GIVEN EXERCISE.
Every entry below must appear again, exactly as written.

Data entries.
────────────────────────────────────────

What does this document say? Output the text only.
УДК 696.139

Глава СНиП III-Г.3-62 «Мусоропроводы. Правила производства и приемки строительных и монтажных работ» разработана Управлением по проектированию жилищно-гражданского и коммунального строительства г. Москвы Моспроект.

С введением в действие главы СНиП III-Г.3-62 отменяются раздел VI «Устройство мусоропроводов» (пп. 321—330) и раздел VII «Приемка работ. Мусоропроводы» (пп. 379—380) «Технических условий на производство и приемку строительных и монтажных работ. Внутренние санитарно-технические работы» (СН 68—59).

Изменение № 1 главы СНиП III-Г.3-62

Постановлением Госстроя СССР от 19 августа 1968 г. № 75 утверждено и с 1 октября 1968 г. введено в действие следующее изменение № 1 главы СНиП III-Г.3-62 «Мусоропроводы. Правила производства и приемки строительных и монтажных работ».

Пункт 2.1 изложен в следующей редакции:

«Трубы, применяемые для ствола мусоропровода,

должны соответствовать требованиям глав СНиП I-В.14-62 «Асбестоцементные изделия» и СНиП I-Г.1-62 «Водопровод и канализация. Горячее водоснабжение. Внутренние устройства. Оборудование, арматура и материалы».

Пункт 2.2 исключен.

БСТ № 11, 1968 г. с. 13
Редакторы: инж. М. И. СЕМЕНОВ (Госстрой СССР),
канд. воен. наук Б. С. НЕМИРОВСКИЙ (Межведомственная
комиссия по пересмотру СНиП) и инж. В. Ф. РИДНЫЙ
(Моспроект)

────────────────────────────────────────

CORRECT ANSWER.
What does this document say? Output the text only.
УДК 696.139

Глава СНиП III-Г.3-62 «Мусоропроводы. Правила производства и приемки строительных и монтажных работ» разработана Управлением по проектированию жилищно-гражданского и коммунального строительства г. Москвы Моспроект.

С введением в действие главы СНиП III-Г.3-62 отменяются раздел VI «Устройство мусоропроводов» (пп. 321—330) и раздел VII «Приемка работ. Мусоропроводы» (пп. 379—380) «Технических условий на производство и приемку строительных и монтажных работ. Внутренние санитарно-технические работы» (СН 68—59).

Изменение № 1 главы СНиП III-Г.3-62

Постановлением Госстроя СССР от 19 августа 1968 г. № 75 утверждено и с 1 октября 1968 г. введено в действие следующее изменение № 1 главы СНиП III-Г.3-62 «Мусоропроводы. Правила производства и приемки строительных и монтажных работ».

Пункт 2.1 изложен в следующей редакции:

«Трубы, применяемые для ствола мусоропровода,

должны соответствовать требованиям глав СНиП I-В.14-62 «Асбестоцементные изделия» и СНиП I-Г.1-62 «Водопровод и канализация. Горячее водоснабжение. Внутренние устройства. Оборудование, арматура и материалы».

Пункт 2.2 исключен.

БСТ № 11, 1968 г. с. 13
Редакторы: инж. М. И. СЕМЕНОВ (Госстрой СССР),
канд. воен. наук Б. С. НЕМИРОВСКИЙ (Межведомственная
комиссия по пересмотру СНиП) и инж. В. Ф. РИДНЫЙ
(Моспроект)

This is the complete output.